Description of the task -> Extend the Deepwater Horizon oil spill piece below by picking up after its last sentence.

Selection ->
════════
In April of 2010, the Deepwater Horizon oil rig, located off the coast of Louisiana, experienced a catastrophic fire. Eleven people working on the rig died in the explosion. Unseen, about a mile below this human tragedy, the Macondo oil well connected to the Deepwater Horizon rig (by a long, long pipe) ruptured, releasing barrel upon barrel of oil and natural gas into the Gulf of Mexico. The location of the oil release, a mile deep, underwater, at high pressure, meant that emergency responders didn’t have a preexisting blueprint for how to the stop the spill. So, for eighty-seven days, the ill-fated, aptly-named Macondo oil and gas continued to flow into the Gulf, with about half of it staying underwater (the “plume”) and half of it floating up to the sea surface and forming miles of oil slicks. By the time the well was plugged, 4.2 million barrels of oil had been released (McNutt et al., 2012).
I was in high school when Deepwater Horizon happened. In the New York City apartment I grew up in, watching the 6:30 pm national news was a ritual that my father did not allow anyone or anything to interrupt. So, for most evenings in the spring and summer of 2010, we watched the news updates on what the anchor called “the BP oil spill,” in reference to the company that owned the well. I remember the underwater video footage of dark oil flooding out of the well—some of which I now know was likely captured by WHOI scientists and engineers—and I remember an overwhelming sense of powerlessness.
At that point in my education, science meant homework. It meant memorizing the definitions of protons and neutrons and classes that were structured around endless projector transparencies full of notes. Science did not mean empowerment. It did not mean understanding the inner workings of the world around me in more than an abstract way. And, it did not mean uncovering knowledge that could help us prevent or mitigate disasters like Deepwater Horizon.
Luckily for me, I dedicated enough time to the projector transparencies to develop a lukewarm interest in science during college, where I took classes in chemistry and environmental science. These classes, it turned out, completely changed my perspective on the value of science and its capacity to confront problems like Deepwater Horizon. Chemistry, I learned, was an amazingly powerful language that underwrote all of our physical world, a language scientists could translate to reveal new knowledge about earth’s history, climate, and present pollution events like Deepwater Horizon. Upon practicing the grammar and vocabulary of this new language, there was no going back. The feeling of empowerment generated by those classes brought me to Dr. Collin Ward’s lab at WHOI, where I now study what happens to oil after it is spilled at sea (its “environmental fate”) during disasters like Deepwater Horizon.
Oil fate and sunlight
What happened to all the oil spilled during Deepwater Horizon? Twelve years later, scientists are still trying to answer this question. Some pieces of the puzzle are well recognized. For example, we know that some of the oil evaporated off of the sea surface into the atmosphere. And we know that a lot of the underwater plume oil was eaten by microbes (biodegradation).
════════
Dataset entries:

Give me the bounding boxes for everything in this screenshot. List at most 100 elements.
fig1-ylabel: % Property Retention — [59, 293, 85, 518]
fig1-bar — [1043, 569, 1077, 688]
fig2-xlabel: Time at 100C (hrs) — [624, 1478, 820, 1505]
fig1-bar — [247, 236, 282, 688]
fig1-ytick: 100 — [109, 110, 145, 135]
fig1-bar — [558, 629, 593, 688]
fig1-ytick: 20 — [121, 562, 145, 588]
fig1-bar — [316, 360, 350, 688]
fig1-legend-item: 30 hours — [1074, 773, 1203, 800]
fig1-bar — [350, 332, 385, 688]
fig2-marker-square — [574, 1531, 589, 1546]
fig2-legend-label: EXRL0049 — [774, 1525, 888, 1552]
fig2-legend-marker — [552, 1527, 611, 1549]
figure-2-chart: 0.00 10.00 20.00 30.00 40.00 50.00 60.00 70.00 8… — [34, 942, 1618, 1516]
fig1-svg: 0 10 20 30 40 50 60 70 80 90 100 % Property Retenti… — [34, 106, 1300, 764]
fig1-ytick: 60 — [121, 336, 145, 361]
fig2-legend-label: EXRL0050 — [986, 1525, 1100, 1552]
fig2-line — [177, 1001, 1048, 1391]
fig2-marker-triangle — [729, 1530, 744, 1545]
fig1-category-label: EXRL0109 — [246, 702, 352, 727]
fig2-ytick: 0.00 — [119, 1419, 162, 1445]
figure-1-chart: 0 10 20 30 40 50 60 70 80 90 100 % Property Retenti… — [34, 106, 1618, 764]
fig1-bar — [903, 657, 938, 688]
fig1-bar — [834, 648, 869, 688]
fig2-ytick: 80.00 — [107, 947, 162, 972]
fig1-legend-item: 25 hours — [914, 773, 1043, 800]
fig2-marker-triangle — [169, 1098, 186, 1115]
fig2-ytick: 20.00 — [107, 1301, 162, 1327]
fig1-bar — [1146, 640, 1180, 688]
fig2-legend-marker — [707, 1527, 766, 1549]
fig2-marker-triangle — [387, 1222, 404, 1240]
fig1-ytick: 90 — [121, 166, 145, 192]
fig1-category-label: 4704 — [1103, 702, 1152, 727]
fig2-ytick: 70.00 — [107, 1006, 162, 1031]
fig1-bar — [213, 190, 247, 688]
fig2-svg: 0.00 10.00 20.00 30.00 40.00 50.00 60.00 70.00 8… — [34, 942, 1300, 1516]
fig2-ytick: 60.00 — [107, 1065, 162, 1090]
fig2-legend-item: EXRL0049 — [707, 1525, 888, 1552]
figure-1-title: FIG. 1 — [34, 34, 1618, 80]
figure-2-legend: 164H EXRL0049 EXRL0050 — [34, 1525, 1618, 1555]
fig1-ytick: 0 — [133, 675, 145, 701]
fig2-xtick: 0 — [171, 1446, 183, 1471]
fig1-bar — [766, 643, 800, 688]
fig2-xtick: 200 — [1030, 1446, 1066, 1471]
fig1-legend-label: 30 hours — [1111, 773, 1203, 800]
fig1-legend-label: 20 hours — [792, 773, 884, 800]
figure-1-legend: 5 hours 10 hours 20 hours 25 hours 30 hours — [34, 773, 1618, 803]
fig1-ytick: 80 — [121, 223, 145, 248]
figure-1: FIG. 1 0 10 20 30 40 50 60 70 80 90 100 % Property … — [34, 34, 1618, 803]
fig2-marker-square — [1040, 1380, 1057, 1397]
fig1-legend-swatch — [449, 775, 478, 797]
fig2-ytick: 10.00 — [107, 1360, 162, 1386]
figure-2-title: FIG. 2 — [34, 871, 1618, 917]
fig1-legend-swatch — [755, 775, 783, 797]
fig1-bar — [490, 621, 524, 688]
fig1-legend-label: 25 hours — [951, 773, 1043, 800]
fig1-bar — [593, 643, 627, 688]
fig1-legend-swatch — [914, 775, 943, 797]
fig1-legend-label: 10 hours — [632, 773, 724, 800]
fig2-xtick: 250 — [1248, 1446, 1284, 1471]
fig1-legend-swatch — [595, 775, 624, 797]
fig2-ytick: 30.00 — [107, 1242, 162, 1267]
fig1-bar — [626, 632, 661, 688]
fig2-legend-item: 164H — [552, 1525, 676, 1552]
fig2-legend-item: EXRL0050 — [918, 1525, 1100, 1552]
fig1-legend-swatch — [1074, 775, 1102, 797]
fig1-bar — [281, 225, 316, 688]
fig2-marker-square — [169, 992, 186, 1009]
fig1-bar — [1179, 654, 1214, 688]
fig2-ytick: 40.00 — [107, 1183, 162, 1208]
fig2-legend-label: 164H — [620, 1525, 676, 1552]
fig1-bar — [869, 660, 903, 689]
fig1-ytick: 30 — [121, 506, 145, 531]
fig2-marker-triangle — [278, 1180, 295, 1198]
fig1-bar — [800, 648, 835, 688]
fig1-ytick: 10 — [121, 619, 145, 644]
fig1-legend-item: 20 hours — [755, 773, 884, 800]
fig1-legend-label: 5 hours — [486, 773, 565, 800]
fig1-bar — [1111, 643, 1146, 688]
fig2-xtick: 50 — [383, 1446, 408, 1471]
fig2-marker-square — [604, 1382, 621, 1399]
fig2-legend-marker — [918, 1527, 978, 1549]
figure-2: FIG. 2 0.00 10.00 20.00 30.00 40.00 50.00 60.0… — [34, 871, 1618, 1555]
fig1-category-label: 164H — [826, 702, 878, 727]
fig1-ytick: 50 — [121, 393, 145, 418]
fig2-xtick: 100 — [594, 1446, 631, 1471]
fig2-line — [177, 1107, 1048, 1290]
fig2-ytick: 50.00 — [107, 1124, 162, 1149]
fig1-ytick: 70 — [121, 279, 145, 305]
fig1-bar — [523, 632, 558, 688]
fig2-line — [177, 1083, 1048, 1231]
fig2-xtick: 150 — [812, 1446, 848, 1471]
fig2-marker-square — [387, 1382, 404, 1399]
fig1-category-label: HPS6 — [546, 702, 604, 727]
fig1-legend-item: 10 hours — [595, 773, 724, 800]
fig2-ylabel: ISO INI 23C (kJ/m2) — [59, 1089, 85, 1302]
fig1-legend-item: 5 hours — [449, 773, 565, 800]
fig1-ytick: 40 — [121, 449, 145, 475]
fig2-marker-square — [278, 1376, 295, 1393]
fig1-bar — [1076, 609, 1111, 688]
════════
Reply ->
A recent project I’ve worked on gives a size and shape to another piece of the puzzle: the transformation of crude oil by sunlight-initiated chemical reactions into new compounds. These compounds dissolved in seawater during the oil spill, acting as a removal process from those floating surface oil slicks.
How and why would this happen? You might know that oil and water don’t mix. This is why floating oil slicks form on the sea surface in the first place. The rainbow oil sheens you might see in a puddle near a gas station or on a city street are examples of this phenomenon. But sunlight exposure can cause chemical reactions that change the qualities of oil. Some of the new compounds generated by this sunlight-driven chemistry (“photochemistry”) do mix with water easily, like sugar dissolving into hot tea. We call this phenomenon “photo-dissolution” (“photo” means “light”).
Scientists have known for a long time that this process can affect oil, but no one knew how much it could affect oil. That’s where our project comes in. We set out to quantify how fast oil photo-dissolution happens, and to determine the impact this process likely had on Deepwater Horizon, and could have on future spills.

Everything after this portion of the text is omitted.